V. S. Vijay Kumar

Personal information
- Full name: Vijalapur Seshadri Vijay Kumar
- Born: 28 February 1946 Bangalore, Karnataka, India
- Died: 31 May 2019 (aged 73)
- Batting: Right-handed
- Bowling: Right-arm medium
- Role: Opening batsman

Domestic team information
- 1967/68—1975/75: Karnataka

Career statistics
| Competition | First-class | List A |
| Matches | 57 | 3 |
| Runs scored | 2,891 | 52 |
| Batting average | 31.42 | 17.33 |
| 100s/50s | 2/16 | 0/0 |
| Top score | 158 | 38 |
| Balls bowled | 3,596 | 72 |
| Wickets | 46 | 1 |
| Bowling average | 36.73 | 28.00 |
| 5 wickets in innings | 0 | 0 |
| 10 wickets in match | 0 | 0 |
| Best bowling | 4/9 | 1/28 |
| Catches/stumpings | 21/— | 0/— |
- Source: CricketArchive, 7 February 2021

= V. S. Vijay Kumar =

Indian cricketer (1944–2019)

Activity A
Answer these questions from the V. S. Vijay Kumar profile:
(i) What role does the profile give him?
(ii) Which domestic team did he play for?
(iii) What was his top score in first-class cricket?
Activity B
Continue the V. S. Vijay Kumar profile from its last line.

Page segmentation data:
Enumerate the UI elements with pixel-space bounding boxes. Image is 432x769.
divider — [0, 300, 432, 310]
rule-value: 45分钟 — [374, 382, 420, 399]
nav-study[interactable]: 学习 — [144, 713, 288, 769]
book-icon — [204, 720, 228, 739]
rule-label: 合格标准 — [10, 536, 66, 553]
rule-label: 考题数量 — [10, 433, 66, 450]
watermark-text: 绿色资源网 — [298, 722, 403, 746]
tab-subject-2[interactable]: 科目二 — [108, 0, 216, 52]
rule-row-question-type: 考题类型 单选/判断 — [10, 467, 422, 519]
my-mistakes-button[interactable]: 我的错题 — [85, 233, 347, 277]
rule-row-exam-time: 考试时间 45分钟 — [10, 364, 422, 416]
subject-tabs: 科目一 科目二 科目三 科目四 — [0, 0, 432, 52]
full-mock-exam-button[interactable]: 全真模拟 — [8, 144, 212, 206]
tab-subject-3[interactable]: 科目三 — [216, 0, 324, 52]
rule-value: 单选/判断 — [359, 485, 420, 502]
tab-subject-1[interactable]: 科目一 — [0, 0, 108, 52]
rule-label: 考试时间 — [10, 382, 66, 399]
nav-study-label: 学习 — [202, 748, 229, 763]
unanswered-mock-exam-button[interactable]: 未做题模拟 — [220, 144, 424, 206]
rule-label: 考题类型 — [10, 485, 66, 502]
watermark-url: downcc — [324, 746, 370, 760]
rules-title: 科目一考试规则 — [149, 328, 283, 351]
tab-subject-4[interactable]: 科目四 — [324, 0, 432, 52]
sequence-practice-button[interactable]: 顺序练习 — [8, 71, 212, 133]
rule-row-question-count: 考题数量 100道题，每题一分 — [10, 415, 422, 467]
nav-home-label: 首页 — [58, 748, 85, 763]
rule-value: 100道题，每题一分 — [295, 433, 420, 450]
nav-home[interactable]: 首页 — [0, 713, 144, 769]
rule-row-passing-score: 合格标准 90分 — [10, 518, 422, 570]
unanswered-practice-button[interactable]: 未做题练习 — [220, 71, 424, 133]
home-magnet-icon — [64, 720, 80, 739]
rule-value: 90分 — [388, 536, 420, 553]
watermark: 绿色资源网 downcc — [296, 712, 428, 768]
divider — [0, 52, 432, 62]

Task result A
(i) Opening batsman
(ii) Karnataka
(iii) 158

Task result B
Vijalapur Seshadri Vijay Kumar, usually known as V. S. Vijay Kumar, (born 28 April 1944 - died 31 May 2019) was an Indian cricketer who played for Karnataka. In his nine-year career as a right-handed opening batsman, he appeared in 57 first class matches and scored nearly 3000 runs.